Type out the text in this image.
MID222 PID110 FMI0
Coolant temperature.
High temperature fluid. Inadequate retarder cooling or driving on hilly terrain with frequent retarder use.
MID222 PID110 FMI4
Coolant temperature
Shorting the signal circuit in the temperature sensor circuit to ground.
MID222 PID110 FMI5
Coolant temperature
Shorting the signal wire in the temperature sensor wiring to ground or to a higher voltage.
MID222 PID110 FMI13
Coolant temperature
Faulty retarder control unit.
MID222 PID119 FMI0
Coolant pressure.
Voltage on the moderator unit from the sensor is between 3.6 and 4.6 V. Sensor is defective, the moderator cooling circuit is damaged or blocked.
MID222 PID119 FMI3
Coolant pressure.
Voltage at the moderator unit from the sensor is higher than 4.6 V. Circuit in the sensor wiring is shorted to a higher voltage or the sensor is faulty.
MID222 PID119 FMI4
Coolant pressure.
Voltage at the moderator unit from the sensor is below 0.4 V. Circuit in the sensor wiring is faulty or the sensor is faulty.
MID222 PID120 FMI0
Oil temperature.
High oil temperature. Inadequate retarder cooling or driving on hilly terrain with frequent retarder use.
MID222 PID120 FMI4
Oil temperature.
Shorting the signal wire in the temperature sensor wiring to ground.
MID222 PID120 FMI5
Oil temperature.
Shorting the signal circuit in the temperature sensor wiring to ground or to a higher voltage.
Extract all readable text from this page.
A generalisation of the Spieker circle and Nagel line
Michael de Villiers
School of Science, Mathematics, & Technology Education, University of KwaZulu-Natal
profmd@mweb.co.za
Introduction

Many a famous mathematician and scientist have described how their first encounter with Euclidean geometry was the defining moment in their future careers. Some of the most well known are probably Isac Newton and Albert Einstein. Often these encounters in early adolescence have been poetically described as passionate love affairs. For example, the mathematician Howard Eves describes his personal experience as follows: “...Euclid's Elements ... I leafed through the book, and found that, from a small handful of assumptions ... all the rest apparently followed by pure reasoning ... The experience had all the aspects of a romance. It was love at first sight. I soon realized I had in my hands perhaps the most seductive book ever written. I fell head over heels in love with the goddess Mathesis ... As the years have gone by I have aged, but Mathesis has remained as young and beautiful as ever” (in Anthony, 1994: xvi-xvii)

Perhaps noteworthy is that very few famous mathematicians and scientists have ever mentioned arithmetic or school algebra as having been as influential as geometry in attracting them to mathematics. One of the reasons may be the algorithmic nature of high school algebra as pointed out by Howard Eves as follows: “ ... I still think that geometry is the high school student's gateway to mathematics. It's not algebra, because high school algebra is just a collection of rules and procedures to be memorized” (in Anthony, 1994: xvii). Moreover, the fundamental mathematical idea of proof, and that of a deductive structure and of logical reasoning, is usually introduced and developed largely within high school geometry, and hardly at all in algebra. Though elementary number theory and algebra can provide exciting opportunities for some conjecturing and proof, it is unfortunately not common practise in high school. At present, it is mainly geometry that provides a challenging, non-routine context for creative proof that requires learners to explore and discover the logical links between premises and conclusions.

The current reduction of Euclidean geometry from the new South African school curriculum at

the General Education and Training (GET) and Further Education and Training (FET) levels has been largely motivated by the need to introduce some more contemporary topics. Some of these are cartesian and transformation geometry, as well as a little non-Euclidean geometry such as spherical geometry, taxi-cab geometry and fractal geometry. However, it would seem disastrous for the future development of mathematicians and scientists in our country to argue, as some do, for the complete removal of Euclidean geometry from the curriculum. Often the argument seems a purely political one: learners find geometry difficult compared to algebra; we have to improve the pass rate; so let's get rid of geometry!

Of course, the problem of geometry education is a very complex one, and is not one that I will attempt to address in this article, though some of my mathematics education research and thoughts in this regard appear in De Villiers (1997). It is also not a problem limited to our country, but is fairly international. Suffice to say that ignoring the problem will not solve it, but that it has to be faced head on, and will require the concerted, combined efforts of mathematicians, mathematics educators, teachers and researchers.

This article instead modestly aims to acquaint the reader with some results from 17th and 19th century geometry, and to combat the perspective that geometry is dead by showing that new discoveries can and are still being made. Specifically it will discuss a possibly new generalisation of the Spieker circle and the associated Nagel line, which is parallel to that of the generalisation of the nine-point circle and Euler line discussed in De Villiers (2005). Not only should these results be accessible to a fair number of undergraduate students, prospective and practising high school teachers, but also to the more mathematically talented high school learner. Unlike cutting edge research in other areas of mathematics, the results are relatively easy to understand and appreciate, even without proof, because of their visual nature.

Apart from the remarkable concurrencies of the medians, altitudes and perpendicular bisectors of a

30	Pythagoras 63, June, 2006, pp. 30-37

------------------------------------

# Task:
Reproduce each record shown above without altering a single word.

# Exercise result:
Type out the text in this image.
MID222 PID110 FMI0
Coolant temperature.
High temperature fluid. Inadequate retarder cooling or driving on hilly terrain with frequent retarder use.
MID222 PID110 FMI4
Coolant temperature
Shorting the signal circuit in the temperature sensor circuit to ground.
MID222 PID110 FMI5
Coolant temperature
Shorting the signal wire in the temperature sensor wiring to ground or to a higher voltage.
MID222 PID110 FMI13
Coolant temperature
Faulty retarder control unit.
MID222 PID119 FMI0
Coolant pressure.
Voltage on the moderator unit from the sensor is between 3.6 and 4.6 V. Sensor is defective, the moderator cooling circuit is damaged or blocked.
MID222 PID119 FMI3
Coolant pressure.
Voltage at the moderator unit from the sensor is higher than 4.6 V. Circuit in the sensor wiring is shorted to a higher voltage or the sensor is faulty.
MID222 PID119 FMI4
Coolant pressure.
Voltage at the moderator unit from the sensor is below 0.4 V. Circuit in the sensor wiring is faulty or the sensor is faulty.
MID222 PID120 FMI0
Oil temperature.
High oil temperature. Inadequate retarder cooling or driving on hilly terrain with frequent retarder use.
MID222 PID120 FMI4
Oil temperature.
Shorting the signal wire in the temperature sensor wiring to ground.
MID222 PID120 FMI5
Oil temperature.
Shorting the signal circuit in the temperature sensor wiring to ground or to a higher voltage.
Extract all readable text from this page.
A generalisation of the Spieker circle and Nagel line
Michael de Villiers
School of Science, Mathematics, & Technology Education, University of KwaZulu-Natal
profmd@mweb.co.za
Introduction

Many a famous mathematician and scientist have described how their first encounter with Euclidean geometry was the defining moment in their future careers. Some of the most well known are probably Isac Newton and Albert Einstein. Often these encounters in early adolescence have been poetically described as passionate love affairs. For example, the mathematician Howard Eves describes his personal experience as follows: “...Euclid's Elements ... I leafed through the book, and found that, from a small handful of assumptions ... all the rest apparently followed by pure reasoning ... The experience had all the aspects of a romance. It was love at first sight. I soon realized I had in my hands perhaps the most seductive book ever written. I fell head over heels in love with the goddess Mathesis ... As the years have gone by I have aged, but Mathesis has remained as young and beautiful as ever” (in Anthony, 1994: xvi-xvii)

Perhaps noteworthy is that very few famous mathematicians and scientists have ever mentioned arithmetic or school algebra as having been as influential as geometry in attracting them to mathematics. One of the reasons may be the algorithmic nature of high school algebra as pointed out by Howard Eves as follows: “ ... I still think that geometry is the high school student's gateway to mathematics. It's not algebra, because high school algebra is just a collection of rules and procedures to be memorized” (in Anthony, 1994: xvii). Moreover, the fundamental mathematical idea of proof, and that of a deductive structure and of logical reasoning, is usually introduced and developed largely within high school geometry, and hardly at all in algebra. Though elementary number theory and algebra can provide exciting opportunities for some conjecturing and proof, it is unfortunately not common practise in high school. At present, it is mainly geometry that provides a challenging, non-routine context for creative proof that requires learners to explore and discover the logical links between premises and conclusions.

The current reduction of Euclidean geometry from the new South African school curriculum at

the General Education and Training (GET) and Further Education and Training (FET) levels has been largely motivated by the need to introduce some more contemporary topics. Some of these are cartesian and transformation geometry, as well as a little non-Euclidean geometry such as spherical geometry, taxi-cab geometry and fractal geometry. However, it would seem disastrous for the future development of mathematicians and scientists in our country to argue, as some do, for the complete removal of Euclidean geometry from the curriculum. Often the argument seems a purely political one: learners find geometry difficult compared to algebra; we have to improve the pass rate; so let's get rid of geometry!

Of course, the problem of geometry education is a very complex one, and is not one that I will attempt to address in this article, though some of my mathematics education research and thoughts in this regard appear in De Villiers (1997). It is also not a problem limited to our country, but is fairly international. Suffice to say that ignoring the problem will not solve it, but that it has to be faced head on, and will require the concerted, combined efforts of mathematicians, mathematics educators, teachers and researchers.

This article instead modestly aims to acquaint the reader with some results from 17th and 19th century geometry, and to combat the perspective that geometry is dead by showing that new discoveries can and are still being made. Specifically it will discuss a possibly new generalisation of the Spieker circle and the associated Nagel line, which is parallel to that of the generalisation of the nine-point circle and Euler line discussed in De Villiers (2005). Not only should these results be accessible to a fair number of undergraduate students, prospective and practising high school teachers, but also to the more mathematically talented high school learner. Unlike cutting edge research in other areas of mathematics, the results are relatively easy to understand and appreciate, even without proof, because of their visual nature.

Apart from the remarkable concurrencies of the medians, altitudes and perpendicular bisectors of a

30	Pythagoras 63, June, 2006, pp. 30-37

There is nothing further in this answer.